## Stated goal
Can you transcribe every entry word for word, skipping the images?

[Data records]
++++++++++
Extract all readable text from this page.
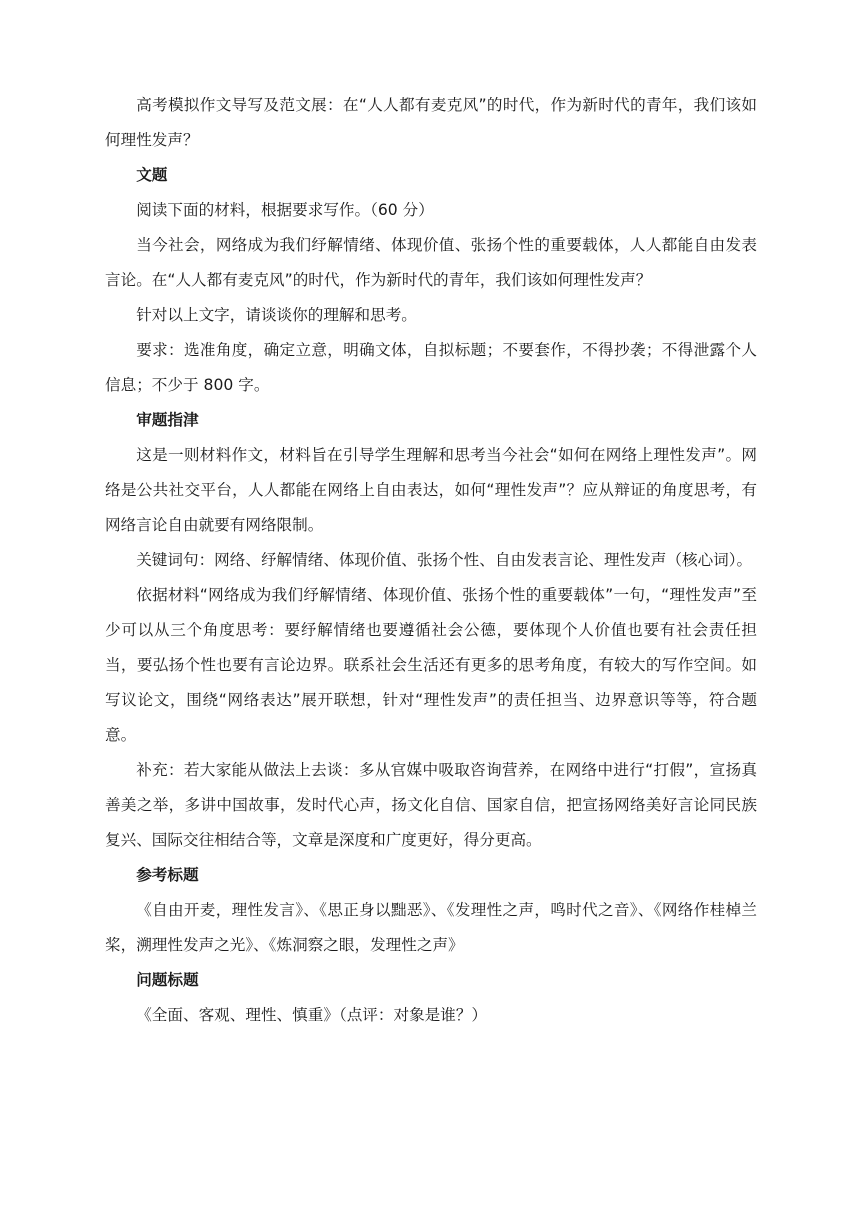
高考模拟作文导写及范文展：在“人人都有麦克风”的时代，作为新时代的青年，我们该如何理性发声？

文题

阅读下面的材料，根据要求写作。（60 分）

当今社会，网络成为我们纾解情绪、体现价值、张扬个性的重要载体，人人都能自由发表言论。在“人人都有麦克风”的时代，作为新时代的青年，我们该如何理性发声？

针对以上文字，请谈谈你的理解和思考。

要求：选准角度，确定立意，明确文体，自拟标题；不要套作，不得抄袭；不得泄露个人信息；不少于 800 字。

审题指津

这是一则材料作文，材料旨在引导学生理解和思考当今社会“如何在网络上理性发声”。网络是公共社交平台，人人都能在网络上自由表达，如何“理性发声”？应从辩证的角度思考，有网络言论自由就要有网络限制。

关键词句：网络、纾解情绪、体现价值、张扬个性、自由发表言论、理性发声（核心词）。

依据材料“网络成为我们纾解情绪、体现价值、张扬个性的重要载体”一句，“理性发声”至少可以从三个角度思考：要纾解情绪也要遵循社会公德，要体现个人价值也要有社会责任担当，要弘扬个性也要有言论边界。联系社会生活还有更多的思考角度，有较大的写作空间。如写议论文，围绕“网络表达”展开联想，针对“理性发声”的责任担当、边界意识等等，符合题意。

补充：若大家能从做法上去谈：多从官媒中吸取咨询营养，在网络中进行“打假”，宣扬真善美之举，多讲中国故事，发时代心声，扬文化自信、国家自信，把宣扬网络美好言论同民族复兴、国际交往相结合等，文章是深度和广度更好，得分更高。

参考标题

《自由开麦，理性发言》、《思正身以黜恶》、《发理性之声，鸣时代之音》、《网络作桂棹兰桨，溯理性发声之光》、《炼洞察之眼，发理性之声》

问题标题

《全面、客观、理性、慎重》（点评：对象是谁？）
++++++++++
## Written solution
Extract all readable text from this page.
高考模拟作文导写及范文展：在“人人都有麦克风”的时代，作为新时代的青年，我们该如何理性发声？

文题

阅读下面的材料，根据要求写作。（60 分）

当今社会，网络成为我们纾解情绪、体现价值、张扬个性的重要载体，人人都能自由发表言论。在“人人都有麦克风”的时代，作为新时代的青年，我们该如何理性发声？

针对以上文字，请谈谈你的理解和思考。

要求：选准角度，确定立意，明确文体，自拟标题；不要套作，不得抄袭；不得泄露个人信息；不少于 800 字。

审题指津

这是一则材料作文，材料旨在引导学生理解和思考当今社会“如何在网络上理性发声”。网络是公共社交平台，人人都能在网络上自由表达，如何“理性发声”？应从辩证的角度思考，有网络言论自由就要有网络限制。

关键词句：网络、纾解情绪、体现价值、张扬个性、自由发表言论、理性发声（核心词）。

依据材料“网络成为我们纾解情绪、体现价值、张扬个性的重要载体”一句，“理性发声”至少可以从三个角度思考：要纾解情绪也要遵循社会公德，要体现个人价值也要有社会责任担当，要弘扬个性也要有言论边界。联系社会生活还有更多的思考角度，有较大的写作空间。如写议论文，围绕“网络表达”展开联想，针对“理性发声”的责任担当、边界意识等等，符合题意。

补充：若大家能从做法上去谈：多从官媒中吸取咨询营养，在网络中进行“打假”，宣扬真善美之举，多讲中国故事，发时代心声，扬文化自信、国家自信，把宣扬网络美好言论同民族复兴、国际交往相结合等，文章是深度和广度更好，得分更高。

参考标题

《自由开麦，理性发言》、《思正身以黜恶》、《发理性之声，鸣时代之音》、《网络作桂棹兰桨，溯理性发声之光》、《炼洞察之眼，发理性之声》

问题标题

《全面、客观、理性、慎重》（点评：对象是谁？）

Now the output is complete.